### WHAT YOU NEED TO DO
Locate every line in the records below that holds the word "SDTVAR" and return each one.

### WORKING DATA
____________

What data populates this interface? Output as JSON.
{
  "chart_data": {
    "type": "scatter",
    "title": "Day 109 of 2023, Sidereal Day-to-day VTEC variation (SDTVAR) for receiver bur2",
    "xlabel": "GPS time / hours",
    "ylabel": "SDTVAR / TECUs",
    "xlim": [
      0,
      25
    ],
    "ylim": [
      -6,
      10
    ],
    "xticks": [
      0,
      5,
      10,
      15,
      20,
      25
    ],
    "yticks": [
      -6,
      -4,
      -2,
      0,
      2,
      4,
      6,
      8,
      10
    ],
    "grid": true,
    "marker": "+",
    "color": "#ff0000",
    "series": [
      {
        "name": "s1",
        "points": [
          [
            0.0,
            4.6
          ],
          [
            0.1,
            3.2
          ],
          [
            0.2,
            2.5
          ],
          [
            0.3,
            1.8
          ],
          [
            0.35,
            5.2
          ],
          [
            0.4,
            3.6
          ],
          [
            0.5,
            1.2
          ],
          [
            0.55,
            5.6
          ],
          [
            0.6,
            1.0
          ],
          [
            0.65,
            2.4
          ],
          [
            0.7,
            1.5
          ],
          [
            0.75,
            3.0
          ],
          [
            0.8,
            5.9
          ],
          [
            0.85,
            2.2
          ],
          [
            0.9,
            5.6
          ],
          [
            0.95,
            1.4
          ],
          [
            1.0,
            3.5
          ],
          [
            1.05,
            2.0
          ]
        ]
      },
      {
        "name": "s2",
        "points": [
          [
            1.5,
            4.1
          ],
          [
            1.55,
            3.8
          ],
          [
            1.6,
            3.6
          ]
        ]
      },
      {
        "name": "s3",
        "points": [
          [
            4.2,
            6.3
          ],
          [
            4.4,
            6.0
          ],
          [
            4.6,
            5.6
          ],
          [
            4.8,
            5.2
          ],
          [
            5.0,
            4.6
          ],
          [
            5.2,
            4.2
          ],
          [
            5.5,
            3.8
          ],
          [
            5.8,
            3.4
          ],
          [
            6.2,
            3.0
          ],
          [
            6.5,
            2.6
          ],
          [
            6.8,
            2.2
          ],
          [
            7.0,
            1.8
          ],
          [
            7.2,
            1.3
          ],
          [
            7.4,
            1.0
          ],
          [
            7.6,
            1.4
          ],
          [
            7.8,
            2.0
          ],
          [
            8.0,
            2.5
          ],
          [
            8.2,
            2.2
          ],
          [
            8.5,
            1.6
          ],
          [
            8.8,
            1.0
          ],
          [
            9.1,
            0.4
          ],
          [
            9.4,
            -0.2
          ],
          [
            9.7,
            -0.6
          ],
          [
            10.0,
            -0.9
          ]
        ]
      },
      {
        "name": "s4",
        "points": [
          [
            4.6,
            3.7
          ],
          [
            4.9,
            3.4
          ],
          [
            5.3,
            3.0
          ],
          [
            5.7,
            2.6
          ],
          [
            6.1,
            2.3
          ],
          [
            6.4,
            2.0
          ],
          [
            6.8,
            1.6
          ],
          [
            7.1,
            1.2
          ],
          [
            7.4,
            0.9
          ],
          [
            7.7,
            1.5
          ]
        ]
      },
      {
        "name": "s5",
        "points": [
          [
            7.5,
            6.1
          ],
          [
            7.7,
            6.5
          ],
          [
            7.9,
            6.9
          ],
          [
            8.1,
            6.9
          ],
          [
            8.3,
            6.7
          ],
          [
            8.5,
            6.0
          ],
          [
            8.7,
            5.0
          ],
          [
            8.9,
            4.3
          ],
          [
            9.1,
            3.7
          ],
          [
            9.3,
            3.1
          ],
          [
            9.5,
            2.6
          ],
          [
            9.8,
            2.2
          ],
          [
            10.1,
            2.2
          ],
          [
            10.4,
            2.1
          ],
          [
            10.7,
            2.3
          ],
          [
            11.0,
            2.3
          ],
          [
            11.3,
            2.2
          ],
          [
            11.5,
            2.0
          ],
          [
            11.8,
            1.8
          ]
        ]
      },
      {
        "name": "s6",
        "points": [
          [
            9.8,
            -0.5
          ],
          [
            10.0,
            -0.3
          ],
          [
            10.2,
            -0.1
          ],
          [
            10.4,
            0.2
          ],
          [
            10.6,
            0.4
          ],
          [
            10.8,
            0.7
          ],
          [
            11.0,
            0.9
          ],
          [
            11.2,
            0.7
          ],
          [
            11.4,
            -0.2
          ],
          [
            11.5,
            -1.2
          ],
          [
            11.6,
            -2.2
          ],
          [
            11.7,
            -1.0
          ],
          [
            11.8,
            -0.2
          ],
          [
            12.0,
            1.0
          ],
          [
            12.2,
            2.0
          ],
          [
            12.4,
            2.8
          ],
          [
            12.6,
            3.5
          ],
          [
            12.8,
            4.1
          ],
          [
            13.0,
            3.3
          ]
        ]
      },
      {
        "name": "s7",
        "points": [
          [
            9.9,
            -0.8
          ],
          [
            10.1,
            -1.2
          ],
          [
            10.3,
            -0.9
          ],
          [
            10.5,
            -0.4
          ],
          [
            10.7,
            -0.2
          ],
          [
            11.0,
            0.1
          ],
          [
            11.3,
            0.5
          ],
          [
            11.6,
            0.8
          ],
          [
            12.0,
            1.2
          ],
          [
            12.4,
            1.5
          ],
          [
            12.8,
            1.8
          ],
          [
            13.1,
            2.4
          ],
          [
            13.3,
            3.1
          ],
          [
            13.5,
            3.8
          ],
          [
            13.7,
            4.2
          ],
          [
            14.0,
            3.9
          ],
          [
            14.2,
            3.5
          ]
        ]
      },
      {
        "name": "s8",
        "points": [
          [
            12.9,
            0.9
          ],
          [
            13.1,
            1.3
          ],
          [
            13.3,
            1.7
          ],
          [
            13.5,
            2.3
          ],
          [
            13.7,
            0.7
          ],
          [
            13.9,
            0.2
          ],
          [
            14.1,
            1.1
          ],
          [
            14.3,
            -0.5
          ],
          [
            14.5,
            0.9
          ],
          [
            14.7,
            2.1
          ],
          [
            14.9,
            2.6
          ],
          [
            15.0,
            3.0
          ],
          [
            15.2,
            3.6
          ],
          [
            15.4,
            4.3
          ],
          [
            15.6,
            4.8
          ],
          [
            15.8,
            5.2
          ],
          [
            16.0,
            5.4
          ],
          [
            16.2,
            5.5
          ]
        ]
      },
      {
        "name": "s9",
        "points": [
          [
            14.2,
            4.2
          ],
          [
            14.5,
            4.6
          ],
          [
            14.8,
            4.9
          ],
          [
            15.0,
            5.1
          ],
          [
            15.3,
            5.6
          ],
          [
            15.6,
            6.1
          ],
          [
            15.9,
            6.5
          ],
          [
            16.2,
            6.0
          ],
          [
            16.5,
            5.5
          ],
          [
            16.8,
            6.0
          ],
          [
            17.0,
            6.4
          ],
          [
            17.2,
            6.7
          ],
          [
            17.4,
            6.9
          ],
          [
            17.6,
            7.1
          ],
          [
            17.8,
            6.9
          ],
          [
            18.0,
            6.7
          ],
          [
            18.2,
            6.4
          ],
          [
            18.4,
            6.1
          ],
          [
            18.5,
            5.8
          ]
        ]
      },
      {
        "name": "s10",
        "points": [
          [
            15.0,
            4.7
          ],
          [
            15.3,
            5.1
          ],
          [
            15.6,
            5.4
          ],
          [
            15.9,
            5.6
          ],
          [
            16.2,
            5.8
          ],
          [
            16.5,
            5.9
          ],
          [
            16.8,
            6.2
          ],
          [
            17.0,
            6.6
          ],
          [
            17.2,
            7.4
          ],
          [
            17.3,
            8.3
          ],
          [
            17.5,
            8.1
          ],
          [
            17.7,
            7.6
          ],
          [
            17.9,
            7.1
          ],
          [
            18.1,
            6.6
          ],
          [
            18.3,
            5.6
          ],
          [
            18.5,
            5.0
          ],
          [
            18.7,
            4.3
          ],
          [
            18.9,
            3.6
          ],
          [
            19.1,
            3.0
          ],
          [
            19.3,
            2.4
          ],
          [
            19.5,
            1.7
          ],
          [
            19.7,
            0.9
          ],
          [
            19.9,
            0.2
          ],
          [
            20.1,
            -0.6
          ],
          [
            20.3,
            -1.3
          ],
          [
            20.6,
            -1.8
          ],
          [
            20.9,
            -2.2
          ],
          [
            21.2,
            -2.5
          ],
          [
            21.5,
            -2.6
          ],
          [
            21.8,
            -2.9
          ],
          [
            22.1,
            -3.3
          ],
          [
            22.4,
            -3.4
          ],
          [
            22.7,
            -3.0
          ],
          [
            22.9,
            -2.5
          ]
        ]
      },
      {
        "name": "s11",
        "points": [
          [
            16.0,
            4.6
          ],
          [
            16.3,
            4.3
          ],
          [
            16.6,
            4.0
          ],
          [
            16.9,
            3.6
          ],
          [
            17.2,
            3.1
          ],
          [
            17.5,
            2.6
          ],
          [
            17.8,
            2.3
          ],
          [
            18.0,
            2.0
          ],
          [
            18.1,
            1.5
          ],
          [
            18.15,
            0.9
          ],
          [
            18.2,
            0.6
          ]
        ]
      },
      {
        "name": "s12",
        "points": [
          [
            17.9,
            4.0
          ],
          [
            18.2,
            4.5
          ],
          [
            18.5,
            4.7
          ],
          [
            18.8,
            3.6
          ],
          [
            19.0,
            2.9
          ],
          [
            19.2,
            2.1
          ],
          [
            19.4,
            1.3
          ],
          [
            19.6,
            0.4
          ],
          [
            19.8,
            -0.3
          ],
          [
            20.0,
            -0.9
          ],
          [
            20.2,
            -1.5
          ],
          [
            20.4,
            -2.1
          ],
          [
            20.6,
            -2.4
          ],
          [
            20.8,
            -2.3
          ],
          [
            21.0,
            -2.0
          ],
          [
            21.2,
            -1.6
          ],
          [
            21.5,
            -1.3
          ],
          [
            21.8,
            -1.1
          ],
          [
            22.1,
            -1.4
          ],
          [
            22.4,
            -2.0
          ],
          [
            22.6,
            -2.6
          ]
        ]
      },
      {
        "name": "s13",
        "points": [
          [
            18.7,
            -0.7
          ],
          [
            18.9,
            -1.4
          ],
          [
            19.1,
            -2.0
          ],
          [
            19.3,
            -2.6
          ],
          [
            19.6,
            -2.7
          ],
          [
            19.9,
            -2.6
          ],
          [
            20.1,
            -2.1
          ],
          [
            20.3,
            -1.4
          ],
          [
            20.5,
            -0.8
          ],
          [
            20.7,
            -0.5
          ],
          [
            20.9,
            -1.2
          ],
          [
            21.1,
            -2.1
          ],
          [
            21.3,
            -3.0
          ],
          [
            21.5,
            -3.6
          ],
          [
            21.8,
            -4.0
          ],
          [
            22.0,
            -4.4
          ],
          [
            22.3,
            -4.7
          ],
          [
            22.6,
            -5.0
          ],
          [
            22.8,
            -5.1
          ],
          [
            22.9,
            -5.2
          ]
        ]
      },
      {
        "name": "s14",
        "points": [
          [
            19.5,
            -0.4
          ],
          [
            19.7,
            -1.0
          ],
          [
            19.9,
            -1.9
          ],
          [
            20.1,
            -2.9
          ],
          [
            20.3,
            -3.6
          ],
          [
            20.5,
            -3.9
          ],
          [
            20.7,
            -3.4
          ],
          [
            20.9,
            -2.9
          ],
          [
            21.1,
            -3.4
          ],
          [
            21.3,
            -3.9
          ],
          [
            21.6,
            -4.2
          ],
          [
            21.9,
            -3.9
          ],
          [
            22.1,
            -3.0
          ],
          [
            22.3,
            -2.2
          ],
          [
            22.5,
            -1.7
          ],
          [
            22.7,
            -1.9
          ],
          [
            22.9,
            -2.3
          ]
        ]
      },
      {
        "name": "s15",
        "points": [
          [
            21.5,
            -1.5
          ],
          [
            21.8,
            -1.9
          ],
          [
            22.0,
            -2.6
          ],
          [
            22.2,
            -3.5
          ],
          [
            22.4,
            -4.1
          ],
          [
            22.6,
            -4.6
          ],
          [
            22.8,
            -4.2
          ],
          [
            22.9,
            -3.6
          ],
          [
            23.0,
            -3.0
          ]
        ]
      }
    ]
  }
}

____________

### OUTPUT OF THE TASK
    "title": "Day 109 of 2023, Sidereal Day-to-day VTEC variation (SDTVAR) for receiver bur2",
    "ylabel": "SDTVAR / TECUs",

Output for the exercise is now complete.